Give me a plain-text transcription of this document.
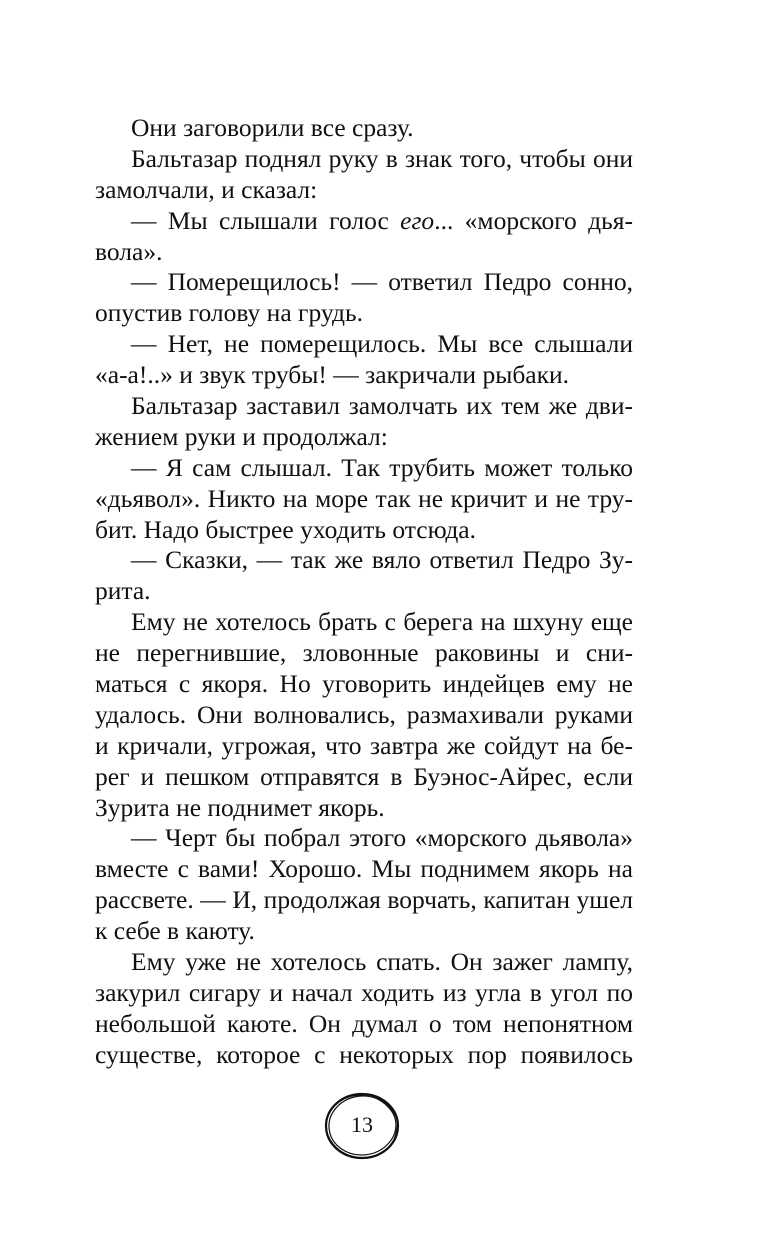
Они заговорили все сразу.
Бальтазар поднял руку в знак того, чтобы они
замолчали, и сказал:
— Мы слышали голос его... «морского дья-
вола».
— Померещилось! — ответил Педро сонно,
опустив голову на грудь.
— Нет, не померещилось. Мы все слышали
«а-а!..» и звук трубы! — закричали рыбаки.
Бальтазар заставил замолчать их тем же дви-
жением руки и продолжал:
— Я сам слышал. Так трубить может только
«дьявол». Никто на море так не кричит и не тру-
бит. Надо быстрее уходить отсюда.
— Сказки, — так же вяло ответил Педро Зу-
рита.
Ему не хотелось брать с берега на шхуну еще
не перегнившие, зловонные раковины и сни-
маться с якоря. Но уговорить индейцев ему не
удалось. Они волновались, размахивали руками
и кричали, угрожая, что завтра же сойдут на бе-
рег и пешком отправятся в Буэнос-Айрес, если
Зурита не поднимет якорь.
— Черт бы побрал этого «морского дьявола»
вместе с вами! Хорошо. Мы поднимем якорь на
рассвете. — И, продолжая ворчать, капитан ушел
к себе в каюту.
Ему уже не хотелось спать. Он зажег лампу,
закурил сигару и начал ходить из угла в угол по
небольшой каюте. Он думал о том непонятном
существе, которое с некоторых пор появилось
13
------------------------
§ WORK TO BE COMPLETED
Look through the data above. Find each line with the string "Бальтазар" and copy it.

§ TASK ANSWER
Бальтазар поднял руку в знак того, чтобы они
Бальтазар заставил замолчать их тем же дви-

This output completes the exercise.